> _Stated exercise_:
Do not copy the pictures; transcribe all other material exactly.

> _Given information_:
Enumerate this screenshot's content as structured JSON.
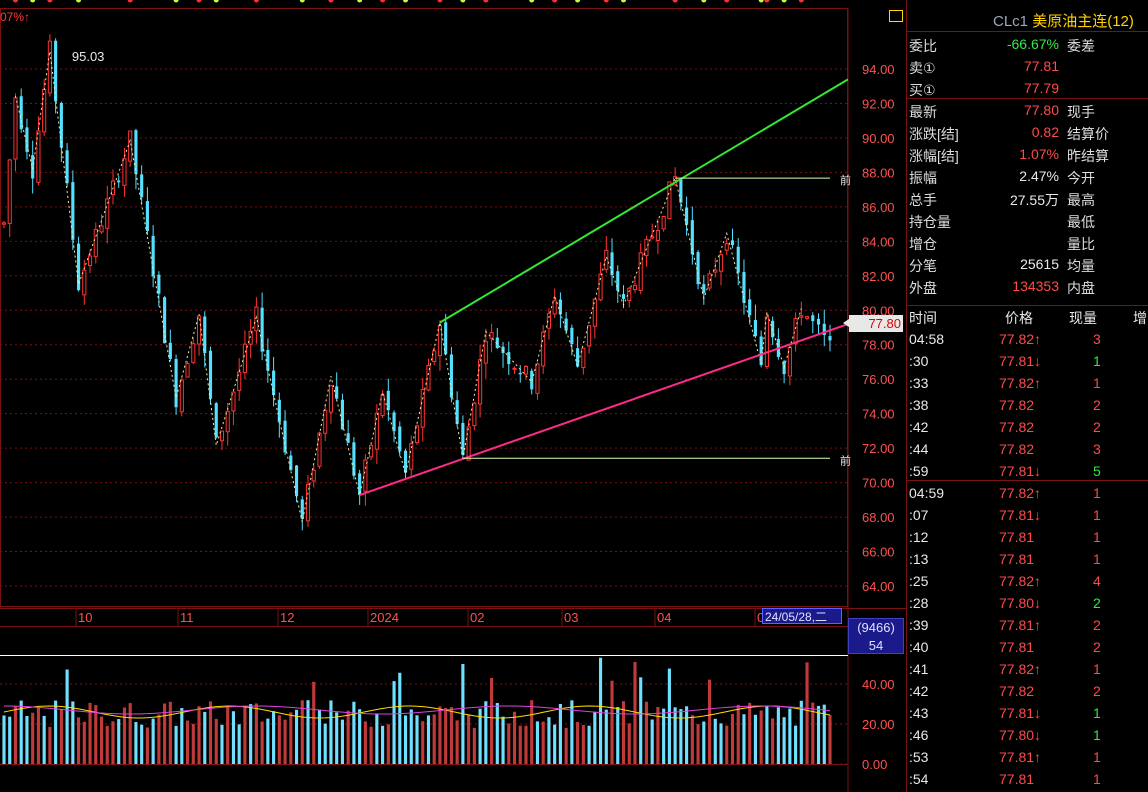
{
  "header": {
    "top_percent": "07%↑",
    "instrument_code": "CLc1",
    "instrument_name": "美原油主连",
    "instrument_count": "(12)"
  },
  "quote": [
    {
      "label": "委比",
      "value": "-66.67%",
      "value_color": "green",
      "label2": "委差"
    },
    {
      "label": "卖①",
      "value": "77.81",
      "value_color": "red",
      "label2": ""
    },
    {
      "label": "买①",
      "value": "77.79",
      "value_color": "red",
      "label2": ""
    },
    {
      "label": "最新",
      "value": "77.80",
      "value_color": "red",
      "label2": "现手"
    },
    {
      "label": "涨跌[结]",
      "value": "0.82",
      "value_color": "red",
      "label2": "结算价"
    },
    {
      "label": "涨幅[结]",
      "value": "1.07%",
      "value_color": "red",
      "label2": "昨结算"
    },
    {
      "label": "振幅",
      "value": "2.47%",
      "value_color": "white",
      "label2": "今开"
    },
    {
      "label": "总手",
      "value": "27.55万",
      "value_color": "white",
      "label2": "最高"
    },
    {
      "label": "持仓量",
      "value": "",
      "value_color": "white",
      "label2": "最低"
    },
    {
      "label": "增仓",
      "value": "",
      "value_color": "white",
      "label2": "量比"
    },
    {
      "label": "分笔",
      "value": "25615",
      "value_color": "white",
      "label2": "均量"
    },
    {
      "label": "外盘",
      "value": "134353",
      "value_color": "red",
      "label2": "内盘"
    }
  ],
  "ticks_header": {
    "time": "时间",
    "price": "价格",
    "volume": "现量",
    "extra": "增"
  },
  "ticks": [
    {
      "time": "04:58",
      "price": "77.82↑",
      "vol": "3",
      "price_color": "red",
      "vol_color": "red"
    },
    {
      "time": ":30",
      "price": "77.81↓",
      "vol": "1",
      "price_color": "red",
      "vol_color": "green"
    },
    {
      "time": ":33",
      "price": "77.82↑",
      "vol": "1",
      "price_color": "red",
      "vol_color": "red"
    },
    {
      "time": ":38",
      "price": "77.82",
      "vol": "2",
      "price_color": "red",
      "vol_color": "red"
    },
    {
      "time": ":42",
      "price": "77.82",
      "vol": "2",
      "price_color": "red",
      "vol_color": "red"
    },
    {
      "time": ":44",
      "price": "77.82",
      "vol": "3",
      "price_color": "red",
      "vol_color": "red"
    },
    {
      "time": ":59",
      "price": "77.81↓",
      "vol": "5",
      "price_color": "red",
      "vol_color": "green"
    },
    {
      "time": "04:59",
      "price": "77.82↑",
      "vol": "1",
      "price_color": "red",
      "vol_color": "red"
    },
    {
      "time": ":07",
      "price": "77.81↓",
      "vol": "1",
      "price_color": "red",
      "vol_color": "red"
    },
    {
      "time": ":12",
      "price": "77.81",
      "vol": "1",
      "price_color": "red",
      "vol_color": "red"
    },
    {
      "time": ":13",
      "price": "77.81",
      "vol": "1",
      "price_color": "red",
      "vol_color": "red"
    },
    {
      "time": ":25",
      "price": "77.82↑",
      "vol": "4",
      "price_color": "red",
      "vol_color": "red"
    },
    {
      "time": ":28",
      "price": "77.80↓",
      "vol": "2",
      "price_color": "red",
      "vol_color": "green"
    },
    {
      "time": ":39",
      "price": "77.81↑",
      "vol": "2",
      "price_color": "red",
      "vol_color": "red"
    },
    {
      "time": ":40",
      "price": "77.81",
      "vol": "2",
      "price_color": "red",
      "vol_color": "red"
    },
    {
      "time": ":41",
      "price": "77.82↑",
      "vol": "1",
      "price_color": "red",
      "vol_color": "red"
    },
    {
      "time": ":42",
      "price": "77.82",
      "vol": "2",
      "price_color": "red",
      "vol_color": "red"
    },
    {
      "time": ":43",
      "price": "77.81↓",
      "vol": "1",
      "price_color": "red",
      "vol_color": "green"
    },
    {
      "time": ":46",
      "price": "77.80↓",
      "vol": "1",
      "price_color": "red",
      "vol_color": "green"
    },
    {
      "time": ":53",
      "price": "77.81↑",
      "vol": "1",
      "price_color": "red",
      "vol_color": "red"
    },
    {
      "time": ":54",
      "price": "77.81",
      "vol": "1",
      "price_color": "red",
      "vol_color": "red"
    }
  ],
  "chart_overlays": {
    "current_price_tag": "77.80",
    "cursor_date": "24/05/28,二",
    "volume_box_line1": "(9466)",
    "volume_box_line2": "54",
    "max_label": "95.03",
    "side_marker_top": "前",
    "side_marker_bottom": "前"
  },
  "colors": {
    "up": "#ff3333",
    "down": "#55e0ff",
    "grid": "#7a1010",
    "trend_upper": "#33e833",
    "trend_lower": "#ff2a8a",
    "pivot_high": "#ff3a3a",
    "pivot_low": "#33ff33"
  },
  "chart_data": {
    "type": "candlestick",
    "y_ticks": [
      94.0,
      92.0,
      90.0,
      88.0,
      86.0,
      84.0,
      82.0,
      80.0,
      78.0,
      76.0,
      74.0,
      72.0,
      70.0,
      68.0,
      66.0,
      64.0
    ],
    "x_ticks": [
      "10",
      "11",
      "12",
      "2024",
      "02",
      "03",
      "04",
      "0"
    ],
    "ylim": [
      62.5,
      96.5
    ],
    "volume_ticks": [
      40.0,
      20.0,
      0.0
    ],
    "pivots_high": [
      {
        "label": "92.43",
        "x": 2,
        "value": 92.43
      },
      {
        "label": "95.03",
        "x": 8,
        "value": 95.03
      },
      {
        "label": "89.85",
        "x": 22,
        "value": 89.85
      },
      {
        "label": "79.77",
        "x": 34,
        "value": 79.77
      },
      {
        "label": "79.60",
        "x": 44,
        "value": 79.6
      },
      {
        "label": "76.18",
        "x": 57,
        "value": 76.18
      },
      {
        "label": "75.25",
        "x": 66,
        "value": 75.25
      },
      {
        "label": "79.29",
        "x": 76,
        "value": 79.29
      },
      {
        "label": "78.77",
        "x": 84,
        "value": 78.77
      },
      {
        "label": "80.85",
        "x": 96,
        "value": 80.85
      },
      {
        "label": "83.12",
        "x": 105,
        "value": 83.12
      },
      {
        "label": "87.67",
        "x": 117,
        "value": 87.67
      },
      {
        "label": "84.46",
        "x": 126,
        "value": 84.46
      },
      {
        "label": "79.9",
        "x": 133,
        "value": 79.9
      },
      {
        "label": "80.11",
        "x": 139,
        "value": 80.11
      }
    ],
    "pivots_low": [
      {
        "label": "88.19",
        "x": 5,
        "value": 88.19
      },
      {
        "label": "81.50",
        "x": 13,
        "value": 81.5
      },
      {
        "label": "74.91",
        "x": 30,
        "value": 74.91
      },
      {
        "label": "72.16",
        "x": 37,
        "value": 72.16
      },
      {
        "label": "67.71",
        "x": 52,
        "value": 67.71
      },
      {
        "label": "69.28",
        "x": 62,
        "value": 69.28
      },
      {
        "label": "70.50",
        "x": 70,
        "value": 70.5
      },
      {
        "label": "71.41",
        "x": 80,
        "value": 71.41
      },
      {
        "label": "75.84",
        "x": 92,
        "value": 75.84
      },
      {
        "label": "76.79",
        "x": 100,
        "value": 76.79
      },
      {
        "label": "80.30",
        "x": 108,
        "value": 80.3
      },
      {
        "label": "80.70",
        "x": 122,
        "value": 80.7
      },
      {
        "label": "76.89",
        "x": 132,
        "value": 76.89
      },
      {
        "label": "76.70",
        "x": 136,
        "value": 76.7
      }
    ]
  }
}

> _Problem solution_:
Enumerate this screenshot's content as structured JSON.
{
  "header": {
    "top_percent": "07%↑",
    "instrument_code": "CLc1",
    "instrument_name": "美原油主连",
    "instrument_count": "(12)"
  },
  "quote": [
    {
      "label": "委比",
      "value": "-66.67%",
      "value_color": "green",
      "label2": "委差"
    },
    {
      "label": "卖①",
      "value": "77.81",
      "value_color": "red",
      "label2": ""
    },
    {
      "label": "买①",
      "value": "77.79",
      "value_color": "red",
      "label2": ""
    },
    {
      "label": "最新",
      "value": "77.80",
      "value_color": "red",
      "label2": "现手"
    },
    {
      "label": "涨跌[结]",
      "value": "0.82",
      "value_color": "red",
      "label2": "结算价"
    },
    {
      "label": "涨幅[结]",
      "value": "1.07%",
      "value_color": "red",
      "label2": "昨结算"
    },
    {
      "label": "振幅",
      "value": "2.47%",
      "value_color": "white",
      "label2": "今开"
    },
    {
      "label": "总手",
      "value": "27.55万",
      "value_color": "white",
      "label2": "最高"
    },
    {
      "label": "持仓量",
      "value": "",
      "value_color": "white",
      "label2": "最低"
    },
    {
      "label": "增仓",
      "value": "",
      "value_color": "white",
      "label2": "量比"
    },
    {
      "label": "分笔",
      "value": "25615",
      "value_color": "white",
      "label2": "均量"
    },
    {
      "label": "外盘",
      "value": "134353",
      "value_color": "red",
      "label2": "内盘"
    }
  ],
  "ticks_header": {
    "time": "时间",
    "price": "价格",
    "volume": "现量",
    "extra": "增"
  },
  "ticks": [
    {
      "time": "04:58",
      "price": "77.82↑",
      "vol": "3",
      "price_color": "red",
      "vol_color": "red"
    },
    {
      "time": ":30",
      "price": "77.81↓",
      "vol": "1",
      "price_color": "red",
      "vol_color": "green"
    },
    {
      "time": ":33",
      "price": "77.82↑",
      "vol": "1",
      "price_color": "red",
      "vol_color": "red"
    },
    {
      "time": ":38",
      "price": "77.82",
      "vol": "2",
      "price_color": "red",
      "vol_color": "red"
    },
    {
      "time": ":42",
      "price": "77.82",
      "vol": "2",
      "price_color": "red",
      "vol_color": "red"
    },
    {
      "time": ":44",
      "price": "77.82",
      "vol": "3",
      "price_color": "red",
      "vol_color": "red"
    },
    {
      "time": ":59",
      "price": "77.81↓",
      "vol": "5",
      "price_color": "red",
      "vol_color": "green"
    },
    {
      "time": "04:59",
      "price": "77.82↑",
      "vol": "1",
      "price_color": "red",
      "vol_color": "red"
    },
    {
      "time": ":07",
      "price": "77.81↓",
      "vol": "1",
      "price_color": "red",
      "vol_color": "red"
    },
    {
      "time": ":12",
      "price": "77.81",
      "vol": "1",
      "price_color": "red",
      "vol_color": "red"
    },
    {
      "time": ":13",
      "price": "77.81",
      "vol": "1",
      "price_color": "red",
      "vol_color": "red"
    },
    {
      "time": ":25",
      "price": "77.82↑",
      "vol": "4",
      "price_color": "red",
      "vol_color": "red"
    },
    {
      "time": ":28",
      "price": "77.80↓",
      "vol": "2",
      "price_color": "red",
      "vol_color": "green"
    },
    {
      "time": ":39",
      "price": "77.81↑",
      "vol": "2",
      "price_color": "red",
      "vol_color": "red"
    },
    {
      "time": ":40",
      "price": "77.81",
      "vol": "2",
      "price_color": "red",
      "vol_color": "red"
    },
    {
      "time": ":41",
      "price": "77.82↑",
      "vol": "1",
      "price_color": "red",
      "vol_color": "red"
    },
    {
      "time": ":42",
      "price": "77.82",
      "vol": "2",
      "price_color": "red",
      "vol_color": "red"
    },
    {
      "time": ":43",
      "price": "77.81↓",
      "vol": "1",
      "price_color": "red",
      "vol_color": "green"
    },
    {
      "time": ":46",
      "price": "77.80↓",
      "vol": "1",
      "price_color": "red",
      "vol_color": "green"
    },
    {
      "time": ":53",
      "price": "77.81↑",
      "vol": "1",
      "price_color": "red",
      "vol_color": "red"
    },
    {
      "time": ":54",
      "price": "77.81",
      "vol": "1",
      "price_color": "red",
      "vol_color": "red"
    }
  ],
  "chart_overlays": {
    "current_price_tag": "77.80",
    "cursor_date": "24/05/28,二",
    "volume_box_line1": "(9466)",
    "volume_box_line2": "54",
    "max_label": "95.03",
    "side_marker_top": "前",
    "side_marker_bottom": "前"
  },
  "colors": {
    "up": "#ff3333",
    "down": "#55e0ff",
    "grid": "#7a1010",
    "trend_upper": "#33e833",
    "trend_lower": "#ff2a8a",
    "pivot_high": "#ff3a3a",
    "pivot_low": "#33ff33"
  },
  "chart_data": {
    "type": "candlestick",
    "y_ticks": [
      94.0,
      92.0,
      90.0,
      88.0,
      86.0,
      84.0,
      82.0,
      80.0,
      78.0,
      76.0,
      74.0,
      72.0,
      70.0,
      68.0,
      66.0,
      64.0
    ],
    "x_ticks": [
      "10",
      "11",
      "12",
      "2024",
      "02",
      "03",
      "04",
      "0"
    ],
    "ylim": [
      62.5,
      96.5
    ],
    "volume_ticks": [
      40.0,
      20.0,
      0.0
    ],
    "pivots_high": [
      {
        "label": "92.43",
        "x": 2,
        "value": 92.43
      },
      {
        "label": "95.03",
        "x": 8,
        "value": 95.03
      },
      {
        "label": "89.85",
        "x": 22,
        "value": 89.85
      },
      {
        "label": "79.77",
        "x": 34,
        "value": 79.77
      },
      {
        "label": "79.60",
        "x": 44,
        "value": 79.6
      },
      {
        "label": "76.18",
        "x": 57,
        "value": 76.18
      },
      {
        "label": "75.25",
        "x": 66,
        "value": 75.25
      },
      {
        "label": "79.29",
        "x": 76,
        "value": 79.29
      },
      {
        "label": "78.77",
        "x": 84,
        "value": 78.77
      },
      {
        "label": "80.85",
        "x": 96,
        "value": 80.85
      },
      {
        "label": "83.12",
        "x": 105,
        "value": 83.12
      },
      {
        "label": "87.67",
        "x": 117,
        "value": 87.67
      },
      {
        "label": "84.46",
        "x": 126,
        "value": 84.46
      },
      {
        "label": "79.9",
        "x": 133,
        "value": 79.9
      },
      {
        "label": "80.11",
        "x": 139,
        "value": 80.11
      }
    ],
    "pivots_low": [
      {
        "label": "88.19",
        "x": 5,
        "value": 88.19
      },
      {
        "label": "81.50",
        "x": 13,
        "value": 81.5
      },
      {
        "label": "74.91",
        "x": 30,
        "value": 74.91
      },
      {
        "label": "72.16",
        "x": 37,
        "value": 72.16
      },
      {
        "label": "67.71",
        "x": 52,
        "value": 67.71
      },
      {
        "label": "69.28",
        "x": 62,
        "value": 69.28
      },
      {
        "label": "70.50",
        "x": 70,
        "value": 70.5
      },
      {
        "label": "71.41",
        "x": 80,
        "value": 71.41
      },
      {
        "label": "75.84",
        "x": 92,
        "value": 75.84
      },
      {
        "label": "76.79",
        "x": 100,
        "value": 76.79
      },
      {
        "label": "80.30",
        "x": 108,
        "value": 80.3
      },
      {
        "label": "80.70",
        "x": 122,
        "value": 80.7
      },
      {
        "label": "76.89",
        "x": 132,
        "value": 76.89
      },
      {
        "label": "76.70",
        "x": 136,
        "value": 76.7
      }
    ]
  }
}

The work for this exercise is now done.